Nelle mani degli dei

   C’è un grande fervore nei templi da qualche settimana. Attraverso i lunghi viali alberati che portano ai templi, salgo le scalinate di pietra in un cammino impreziosito dal rumore croccante delle foglie secche. L’autunno in Giappone ha le tinte marroni e rosso fuoco dei momiji, dei ciliegi che diventano ambra, dei ginkgo che dai disegni dei bambini rubano del sole il giallo acceso.

   Sono kimono sgargianti e creature goffe nei movimenti e dal passo incerto. Procedono con una solennità che quasi non mi spiego. Ricordo la comunione mia e di mia sorella e soprattutto la preparazione a quell’evento che sottintendeva una fede acerba – mai invero, in me, sbocciata – e la preoccupazione attenta della famiglia, di mia madre soprattutto. Un coro di adulti che sembrava cercare di accertarsi del fatto che noi due bambine fossimo coscienti dell’importanza di quel giorno.

[Cosa farete]
Proseguite il racconto sull'autunno nei templi giapponesi a partire dall'ultima frase riportata. Il materiale non ha alcun ruolo in questo compito.

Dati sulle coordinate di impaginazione
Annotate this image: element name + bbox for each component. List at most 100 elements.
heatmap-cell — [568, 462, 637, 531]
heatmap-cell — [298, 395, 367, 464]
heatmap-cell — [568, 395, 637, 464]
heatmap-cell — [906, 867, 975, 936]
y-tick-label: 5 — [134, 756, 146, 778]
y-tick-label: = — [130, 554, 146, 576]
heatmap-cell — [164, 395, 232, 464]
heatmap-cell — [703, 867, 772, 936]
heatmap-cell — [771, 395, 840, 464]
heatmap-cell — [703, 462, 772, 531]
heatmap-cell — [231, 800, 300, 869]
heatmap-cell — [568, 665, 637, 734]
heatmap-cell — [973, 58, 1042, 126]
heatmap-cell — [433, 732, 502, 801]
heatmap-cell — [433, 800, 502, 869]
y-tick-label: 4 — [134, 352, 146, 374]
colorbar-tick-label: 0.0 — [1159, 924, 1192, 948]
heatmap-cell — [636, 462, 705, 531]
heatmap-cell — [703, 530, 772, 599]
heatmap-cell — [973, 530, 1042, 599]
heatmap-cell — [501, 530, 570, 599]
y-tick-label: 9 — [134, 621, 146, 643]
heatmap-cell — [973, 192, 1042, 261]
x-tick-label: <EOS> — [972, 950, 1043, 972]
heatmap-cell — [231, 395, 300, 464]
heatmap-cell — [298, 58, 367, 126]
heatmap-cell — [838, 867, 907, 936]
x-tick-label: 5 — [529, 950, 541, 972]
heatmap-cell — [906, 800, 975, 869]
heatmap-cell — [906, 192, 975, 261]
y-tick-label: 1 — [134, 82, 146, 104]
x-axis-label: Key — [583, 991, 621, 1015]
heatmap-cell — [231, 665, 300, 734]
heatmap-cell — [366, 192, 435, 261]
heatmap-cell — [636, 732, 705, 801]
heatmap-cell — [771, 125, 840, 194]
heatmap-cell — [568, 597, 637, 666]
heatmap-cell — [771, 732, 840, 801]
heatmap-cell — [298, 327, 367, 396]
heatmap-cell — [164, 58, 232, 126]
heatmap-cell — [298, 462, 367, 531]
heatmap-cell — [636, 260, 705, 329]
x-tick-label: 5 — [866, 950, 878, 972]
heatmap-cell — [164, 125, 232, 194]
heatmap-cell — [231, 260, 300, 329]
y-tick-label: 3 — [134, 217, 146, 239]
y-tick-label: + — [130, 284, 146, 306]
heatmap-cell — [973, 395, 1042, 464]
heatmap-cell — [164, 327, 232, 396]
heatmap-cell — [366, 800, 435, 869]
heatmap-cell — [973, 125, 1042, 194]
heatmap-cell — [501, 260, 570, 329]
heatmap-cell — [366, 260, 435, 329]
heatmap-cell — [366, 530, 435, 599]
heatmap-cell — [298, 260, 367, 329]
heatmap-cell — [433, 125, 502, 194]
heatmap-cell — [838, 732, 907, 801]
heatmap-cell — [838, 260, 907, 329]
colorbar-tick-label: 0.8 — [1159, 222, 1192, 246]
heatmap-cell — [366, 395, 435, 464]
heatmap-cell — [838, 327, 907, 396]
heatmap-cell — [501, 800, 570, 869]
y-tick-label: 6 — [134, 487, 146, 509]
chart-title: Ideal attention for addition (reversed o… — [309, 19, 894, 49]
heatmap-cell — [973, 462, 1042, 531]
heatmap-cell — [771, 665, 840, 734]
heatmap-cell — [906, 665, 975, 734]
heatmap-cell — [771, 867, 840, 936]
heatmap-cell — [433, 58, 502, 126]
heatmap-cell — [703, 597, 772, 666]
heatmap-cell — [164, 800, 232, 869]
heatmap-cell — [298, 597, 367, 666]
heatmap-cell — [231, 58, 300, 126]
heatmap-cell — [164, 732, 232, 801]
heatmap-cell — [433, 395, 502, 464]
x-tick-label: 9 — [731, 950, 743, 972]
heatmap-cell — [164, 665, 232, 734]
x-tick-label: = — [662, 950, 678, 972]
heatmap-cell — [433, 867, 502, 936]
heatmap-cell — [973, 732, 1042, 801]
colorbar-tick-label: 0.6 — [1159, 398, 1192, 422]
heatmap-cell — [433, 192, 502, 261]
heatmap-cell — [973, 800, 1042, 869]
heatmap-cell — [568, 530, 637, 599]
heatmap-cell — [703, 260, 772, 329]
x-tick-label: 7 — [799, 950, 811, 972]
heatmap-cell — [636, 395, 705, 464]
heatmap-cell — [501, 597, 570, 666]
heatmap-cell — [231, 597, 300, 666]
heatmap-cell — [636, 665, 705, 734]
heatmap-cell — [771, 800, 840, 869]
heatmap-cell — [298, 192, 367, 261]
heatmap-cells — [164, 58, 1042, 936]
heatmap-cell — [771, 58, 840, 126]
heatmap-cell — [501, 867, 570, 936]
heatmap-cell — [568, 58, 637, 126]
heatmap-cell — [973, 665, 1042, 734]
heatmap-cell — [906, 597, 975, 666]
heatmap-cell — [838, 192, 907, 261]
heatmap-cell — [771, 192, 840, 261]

[Risposta scritta]
Ma io ero già un po’ più grande mentre invece questi bimbi hanno solo 3, 5 o 7 anni. 七五三shici-go-san. Tre, cinque, sette. Non di più e non di meno.

   La simbologia del colore vuole tinte più scure per il kimono dei maschietti e colori più vivaci per quello delle femminucce. A volte portano ai piedi scarpe da ginnastica che svelano tutta la difficoltà dell’età e la clemenza che i genitori usano a discapito della tradizione che vuole ai piedini gli zori.
Resto incantata a guardare gli occhi, enormi ed espressivi, di questi piccini. E la nuova macchinetta che non ha un potente zoom ma una lente che mi permette di fare foto anche quando è nuvoloso, piove o cala la sera, ha scattato scene di piccola delizia.

   Non è raro vederne uscire dalla stazione circondati da uno stuolo di eccitato parentado. In prevalenza genitori e nonni. I bambini più grandi parlano, rintuzzati dalle domande degli adulti, orgogliosi dell’attenzione che cola come oro su di loro.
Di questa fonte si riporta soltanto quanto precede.